Set down each record exactly as written.

[Rows from a dataset]
▬▬▬▬▬▬▬▬▬▬

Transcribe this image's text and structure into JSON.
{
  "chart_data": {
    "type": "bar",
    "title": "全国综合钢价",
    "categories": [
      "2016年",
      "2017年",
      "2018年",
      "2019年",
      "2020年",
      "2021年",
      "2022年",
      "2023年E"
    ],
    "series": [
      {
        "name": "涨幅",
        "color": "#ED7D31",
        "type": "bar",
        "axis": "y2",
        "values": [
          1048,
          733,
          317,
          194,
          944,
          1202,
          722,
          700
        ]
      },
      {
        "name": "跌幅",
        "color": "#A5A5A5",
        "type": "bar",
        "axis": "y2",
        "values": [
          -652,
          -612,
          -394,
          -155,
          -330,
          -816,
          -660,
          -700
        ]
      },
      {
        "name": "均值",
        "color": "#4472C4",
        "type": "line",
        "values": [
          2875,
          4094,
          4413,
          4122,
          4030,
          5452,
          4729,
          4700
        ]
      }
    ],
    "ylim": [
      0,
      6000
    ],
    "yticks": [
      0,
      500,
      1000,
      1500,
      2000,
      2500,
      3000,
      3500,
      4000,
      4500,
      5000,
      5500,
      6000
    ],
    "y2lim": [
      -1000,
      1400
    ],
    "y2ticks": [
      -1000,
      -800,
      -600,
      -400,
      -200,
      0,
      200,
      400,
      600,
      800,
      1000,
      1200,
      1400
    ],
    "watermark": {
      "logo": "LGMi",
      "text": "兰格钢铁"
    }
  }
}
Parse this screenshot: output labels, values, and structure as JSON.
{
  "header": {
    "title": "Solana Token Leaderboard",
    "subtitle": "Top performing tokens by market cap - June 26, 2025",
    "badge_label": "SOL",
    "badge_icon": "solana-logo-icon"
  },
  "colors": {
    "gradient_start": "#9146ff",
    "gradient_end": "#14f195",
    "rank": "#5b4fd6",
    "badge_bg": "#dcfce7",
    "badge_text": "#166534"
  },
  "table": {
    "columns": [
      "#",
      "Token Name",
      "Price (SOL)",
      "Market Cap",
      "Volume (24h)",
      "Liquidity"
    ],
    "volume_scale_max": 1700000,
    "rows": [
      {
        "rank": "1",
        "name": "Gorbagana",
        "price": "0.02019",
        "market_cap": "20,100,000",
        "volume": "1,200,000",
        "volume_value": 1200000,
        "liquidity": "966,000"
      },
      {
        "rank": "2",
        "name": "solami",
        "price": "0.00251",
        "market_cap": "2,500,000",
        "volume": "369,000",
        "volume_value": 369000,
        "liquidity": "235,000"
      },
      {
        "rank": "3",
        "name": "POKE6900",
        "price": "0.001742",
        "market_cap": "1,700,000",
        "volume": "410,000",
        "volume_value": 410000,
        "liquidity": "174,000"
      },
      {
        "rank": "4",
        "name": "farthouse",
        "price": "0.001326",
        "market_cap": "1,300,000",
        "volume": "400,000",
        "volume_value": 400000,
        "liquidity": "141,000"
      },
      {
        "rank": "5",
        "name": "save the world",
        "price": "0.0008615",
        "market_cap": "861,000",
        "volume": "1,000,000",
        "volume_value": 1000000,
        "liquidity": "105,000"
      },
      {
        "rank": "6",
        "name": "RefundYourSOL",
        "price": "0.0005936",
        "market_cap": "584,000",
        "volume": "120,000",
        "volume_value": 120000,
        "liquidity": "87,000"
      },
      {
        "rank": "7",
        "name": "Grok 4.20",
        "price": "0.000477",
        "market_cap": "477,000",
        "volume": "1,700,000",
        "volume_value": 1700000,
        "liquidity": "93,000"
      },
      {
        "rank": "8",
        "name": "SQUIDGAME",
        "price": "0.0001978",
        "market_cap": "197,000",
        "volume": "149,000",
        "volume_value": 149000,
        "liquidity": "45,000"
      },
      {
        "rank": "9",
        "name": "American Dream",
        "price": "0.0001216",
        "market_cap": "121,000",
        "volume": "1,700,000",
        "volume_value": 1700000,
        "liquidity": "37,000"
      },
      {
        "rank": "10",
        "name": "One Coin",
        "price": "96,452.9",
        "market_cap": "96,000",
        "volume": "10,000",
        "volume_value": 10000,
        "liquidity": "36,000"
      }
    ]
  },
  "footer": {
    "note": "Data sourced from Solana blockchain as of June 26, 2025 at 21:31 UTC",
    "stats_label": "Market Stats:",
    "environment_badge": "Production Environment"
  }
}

▬▬▬▬▬▬▬▬▬▬

TASK RESPONSE:
Transcribe this image's text and structure into JSON.
{
  "chart_data": {
    "type": "bar",
    "title": "全国综合钢价",
    "categories": [
      "2016年",
      "2017年",
      "2018年",
      "2019年",
      "2020年",
      "2021年",
      "2022年",
      "2023年E"
    ],
    "series": [
      {
        "name": "涨幅",
        "color": "#ED7D31",
        "type": "bar",
        "axis": "y2",
        "values": [
          1048,
          733,
          317,
          194,
          944,
          1202,
          722,
          700
        ]
      },
      {
        "name": "跌幅",
        "color": "#A5A5A5",
        "type": "bar",
        "axis": "y2",
        "values": [
          -652,
          -612,
          -394,
          -155,
          -330,
          -816,
          -660,
          -700
        ]
      },
      {
        "name": "均值",
        "color": "#4472C4",
        "type": "line",
        "values": [
          2875,
          4094,
          4413,
          4122,
          4030,
          5452,
          4729,
          4700
        ]
      }
    ],
    "ylim": [
      0,
      6000
    ],
    "yticks": [
      0,
      500,
      1000,
      1500,
      2000,
      2500,
      3000,
      3500,
      4000,
      4500,
      5000,
      5500,
      6000
    ],
    "y2lim": [
      -1000,
      1400
    ],
    "y2ticks": [
      -1000,
      -800,
      -600,
      -400,
      -200,
      0,
      200,
      400,
      600,
      800,
      1000,
      1200,
      1400
    ],
    "watermark": {
      "logo": "LGMi",
      "text": "兰格钢铁"
    }
  }
}
Parse this screenshot: output labels, values, and structure as JSON.
{
  "header": {
    "title": "Solana Token Leaderboard",
    "subtitle": "Top performing tokens by market cap - June 26, 2025",
    "badge_label": "SOL",
    "badge_icon": "solana-logo-icon"
  },
  "colors": {
    "gradient_start": "#9146ff",
    "gradient_end": "#14f195",
    "rank": "#5b4fd6",
    "badge_bg": "#dcfce7",
    "badge_text": "#166534"
  },
  "table": {
    "columns": [
      "#",
      "Token Name",
      "Price (SOL)",
      "Market Cap",
      "Volume (24h)",
      "Liquidity"
    ],
    "volume_scale_max": 1700000,
    "rows": [
      {
        "rank": "1",
        "name": "Gorbagana",
        "price": "0.02019",
        "market_cap": "20,100,000",
        "volume": "1,200,000",
        "volume_value": 1200000,
        "liquidity": "966,000"
      },
      {
        "rank": "2",
        "name": "solami",
        "price": "0.00251",
        "market_cap": "2,500,000",
        "volume": "369,000",
        "volume_value": 369000,
        "liquidity": "235,000"
      },
      {
        "rank": "3",
        "name": "POKE6900",
        "price": "0.001742",
        "market_cap": "1,700,000",
        "volume": "410,000",
        "volume_value": 410000,
        "liquidity": "174,000"
      },
      {
        "rank": "4",
        "name": "farthouse",
        "price": "0.001326",
        "market_cap": "1,300,000",
        "volume": "400,000",
        "volume_value": 400000,
        "liquidity": "141,000"
      },
      {
        "rank": "5",
        "name": "save the world",
        "price": "0.0008615",
        "market_cap": "861,000",
        "volume": "1,000,000",
        "volume_value": 1000000,
        "liquidity": "105,000"
      },
      {
        "rank": "6",
        "name": "RefundYourSOL",
        "price": "0.0005936",
        "market_cap": "584,000",
        "volume": "120,000",
        "volume_value": 120000,
        "liquidity": "87,000"
      },
      {
        "rank": "7",
        "name": "Grok 4.20",
        "price": "0.000477",
        "market_cap": "477,000",
        "volume": "1,700,000",
        "volume_value": 1700000,
        "liquidity": "93,000"
      },
      {
        "rank": "8",
        "name": "SQUIDGAME",
        "price": "0.0001978",
        "market_cap": "197,000",
        "volume": "149,000",
        "volume_value": 149000,
        "liquidity": "45,000"
      },
      {
        "rank": "9",
        "name": "American Dream",
        "price": "0.0001216",
        "market_cap": "121,000",
        "volume": "1,700,000",
        "volume_value": 1700000,
        "liquidity": "37,000"
      },
      {
        "rank": "10",
        "name": "One Coin",
        "price": "96,452.9",
        "market_cap": "96,000",
        "volume": "10,000",
        "volume_value": 10000,
        "liquidity": "36,000"
      }
    ]
  },
  "footer": {
    "note": "Data sourced from Solana blockchain as of June 26, 2025 at 21:31 UTC",
    "stats_label": "Market Stats:",
    "environment_badge": "Production Environment"
  }
}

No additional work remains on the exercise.